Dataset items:
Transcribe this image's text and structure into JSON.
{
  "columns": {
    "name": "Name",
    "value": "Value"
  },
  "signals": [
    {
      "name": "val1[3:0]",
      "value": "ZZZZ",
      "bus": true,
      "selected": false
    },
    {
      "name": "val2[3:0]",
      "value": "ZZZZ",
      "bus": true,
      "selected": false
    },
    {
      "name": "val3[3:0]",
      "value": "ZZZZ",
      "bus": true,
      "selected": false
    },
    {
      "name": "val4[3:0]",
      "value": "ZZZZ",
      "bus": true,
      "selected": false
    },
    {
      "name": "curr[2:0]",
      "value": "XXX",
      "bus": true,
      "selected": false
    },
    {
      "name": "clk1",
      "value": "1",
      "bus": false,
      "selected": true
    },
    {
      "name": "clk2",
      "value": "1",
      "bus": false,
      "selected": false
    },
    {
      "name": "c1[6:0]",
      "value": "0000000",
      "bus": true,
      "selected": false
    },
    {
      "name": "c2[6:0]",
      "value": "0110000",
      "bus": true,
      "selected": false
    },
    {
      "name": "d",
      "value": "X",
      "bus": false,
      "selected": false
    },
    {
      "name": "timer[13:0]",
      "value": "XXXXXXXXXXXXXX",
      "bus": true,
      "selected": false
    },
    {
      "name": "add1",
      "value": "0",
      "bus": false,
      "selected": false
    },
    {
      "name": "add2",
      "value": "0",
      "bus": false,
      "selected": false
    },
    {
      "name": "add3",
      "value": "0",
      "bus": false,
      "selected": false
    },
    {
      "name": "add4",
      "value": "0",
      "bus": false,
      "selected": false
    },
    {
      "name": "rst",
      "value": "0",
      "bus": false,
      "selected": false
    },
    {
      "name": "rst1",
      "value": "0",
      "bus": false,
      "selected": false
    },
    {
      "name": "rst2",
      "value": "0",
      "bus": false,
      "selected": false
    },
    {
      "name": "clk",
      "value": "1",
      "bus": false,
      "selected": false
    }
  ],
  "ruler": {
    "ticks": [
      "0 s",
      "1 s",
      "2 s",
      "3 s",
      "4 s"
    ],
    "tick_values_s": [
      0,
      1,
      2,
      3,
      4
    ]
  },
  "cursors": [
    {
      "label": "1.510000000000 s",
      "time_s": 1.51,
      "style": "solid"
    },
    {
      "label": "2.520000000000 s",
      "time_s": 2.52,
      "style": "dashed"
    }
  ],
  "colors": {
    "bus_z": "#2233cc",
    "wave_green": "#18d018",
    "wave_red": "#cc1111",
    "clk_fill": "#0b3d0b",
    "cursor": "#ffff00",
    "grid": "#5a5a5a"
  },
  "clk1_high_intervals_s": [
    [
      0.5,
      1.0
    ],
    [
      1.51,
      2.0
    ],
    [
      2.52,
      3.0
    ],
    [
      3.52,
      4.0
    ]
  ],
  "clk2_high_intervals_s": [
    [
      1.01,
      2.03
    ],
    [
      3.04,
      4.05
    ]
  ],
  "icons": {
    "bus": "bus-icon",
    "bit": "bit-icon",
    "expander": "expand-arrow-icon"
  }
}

* [Task prompt]
Write the entire listing out again, word for word.

* [Exercise output]
Transcribe this image's text and structure into JSON.
{
  "columns": {
    "name": "Name",
    "value": "Value"
  },
  "signals": [
    {
      "name": "val1[3:0]",
      "value": "ZZZZ",
      "bus": true,
      "selected": false
    },
    {
      "name": "val2[3:0]",
      "value": "ZZZZ",
      "bus": true,
      "selected": false
    },
    {
      "name": "val3[3:0]",
      "value": "ZZZZ",
      "bus": true,
      "selected": false
    },
    {
      "name": "val4[3:0]",
      "value": "ZZZZ",
      "bus": true,
      "selected": false
    },
    {
      "name": "curr[2:0]",
      "value": "XXX",
      "bus": true,
      "selected": false
    },
    {
      "name": "clk1",
      "value": "1",
      "bus": false,
      "selected": true
    },
    {
      "name": "clk2",
      "value": "1",
      "bus": false,
      "selected": false
    },
    {
      "name": "c1[6:0]",
      "value": "0000000",
      "bus": true,
      "selected": false
    },
    {
      "name": "c2[6:0]",
      "value": "0110000",
      "bus": true,
      "selected": false
    },
    {
      "name": "d",
      "value": "X",
      "bus": false,
      "selected": false
    },
    {
      "name": "timer[13:0]",
      "value": "XXXXXXXXXXXXXX",
      "bus": true,
      "selected": false
    },
    {
      "name": "add1",
      "value": "0",
      "bus": false,
      "selected": false
    },
    {
      "name": "add2",
      "value": "0",
      "bus": false,
      "selected": false
    },
    {
      "name": "add3",
      "value": "0",
      "bus": false,
      "selected": false
    },
    {
      "name": "add4",
      "value": "0",
      "bus": false,
      "selected": false
    },
    {
      "name": "rst",
      "value": "0",
      "bus": false,
      "selected": false
    },
    {
      "name": "rst1",
      "value": "0",
      "bus": false,
      "selected": false
    },
    {
      "name": "rst2",
      "value": "0",
      "bus": false,
      "selected": false
    },
    {
      "name": "clk",
      "value": "1",
      "bus": false,
      "selected": false
    }
  ],
  "ruler": {
    "ticks": [
      "0 s",
      "1 s",
      "2 s",
      "3 s",
      "4 s"
    ],
    "tick_values_s": [
      0,
      1,
      2,
      3,
      4
    ]
  },
  "cursors": [
    {
      "label": "1.510000000000 s",
      "time_s": 1.51,
      "style": "solid"
    },
    {
      "label": "2.520000000000 s",
      "time_s": 2.52,
      "style": "dashed"
    }
  ],
  "colors": {
    "bus_z": "#2233cc",
    "wave_green": "#18d018",
    "wave_red": "#cc1111",
    "clk_fill": "#0b3d0b",
    "cursor": "#ffff00",
    "grid": "#5a5a5a"
  },
  "clk1_high_intervals_s": [
    [
      0.5,
      1.0
    ],
    [
      1.51,
      2.0
    ],
    [
      2.52,
      3.0
    ],
    [
      3.52,
      4.0
    ]
  ],
  "clk2_high_intervals_s": [
    [
      1.01,
      2.03
    ],
    [
      3.04,
      4.05
    ]
  ],
  "icons": {
    "bus": "bus-icon",
    "bit": "bit-icon",
    "expander": "expand-arrow-icon"
  }
}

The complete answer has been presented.